● **DATA RECORDS**
◆ ◆ ◆ ◆ ◆ ◆ ◆

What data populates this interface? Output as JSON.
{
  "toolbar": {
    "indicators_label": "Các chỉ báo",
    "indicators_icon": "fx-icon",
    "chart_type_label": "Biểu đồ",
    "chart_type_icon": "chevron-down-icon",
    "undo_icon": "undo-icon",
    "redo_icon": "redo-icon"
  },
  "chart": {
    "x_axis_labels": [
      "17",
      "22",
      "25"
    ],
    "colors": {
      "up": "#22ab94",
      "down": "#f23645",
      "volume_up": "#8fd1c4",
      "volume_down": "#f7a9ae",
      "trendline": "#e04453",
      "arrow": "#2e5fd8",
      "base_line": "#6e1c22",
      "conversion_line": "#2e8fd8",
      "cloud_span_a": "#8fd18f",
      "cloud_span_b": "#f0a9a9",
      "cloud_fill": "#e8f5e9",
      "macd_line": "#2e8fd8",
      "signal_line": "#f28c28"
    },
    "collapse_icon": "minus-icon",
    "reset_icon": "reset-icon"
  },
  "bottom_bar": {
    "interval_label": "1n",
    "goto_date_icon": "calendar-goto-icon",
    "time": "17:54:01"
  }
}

◆ ◆ ◆ ◆ ◆ ◆ ◆

● **EXERCISE DESCRIPTION**
Output the full listing exactly as it stands.

● **RESPONSE TO THE EXERCISE**
What data populates this interface? Output as JSON.
{
  "toolbar": {
    "indicators_label": "Các chỉ báo",
    "indicators_icon": "fx-icon",
    "chart_type_label": "Biểu đồ",
    "chart_type_icon": "chevron-down-icon",
    "undo_icon": "undo-icon",
    "redo_icon": "redo-icon"
  },
  "chart": {
    "x_axis_labels": [
      "17",
      "22",
      "25"
    ],
    "colors": {
      "up": "#22ab94",
      "down": "#f23645",
      "volume_up": "#8fd1c4",
      "volume_down": "#f7a9ae",
      "trendline": "#e04453",
      "arrow": "#2e5fd8",
      "base_line": "#6e1c22",
      "conversion_line": "#2e8fd8",
      "cloud_span_a": "#8fd18f",
      "cloud_span_b": "#f0a9a9",
      "cloud_fill": "#e8f5e9",
      "macd_line": "#2e8fd8",
      "signal_line": "#f28c28"
    },
    "collapse_icon": "minus-icon",
    "reset_icon": "reset-icon"
  },
  "bottom_bar": {
    "interval_label": "1n",
    "goto_date_icon": "calendar-goto-icon",
    "time": "17:54:01"
  }
}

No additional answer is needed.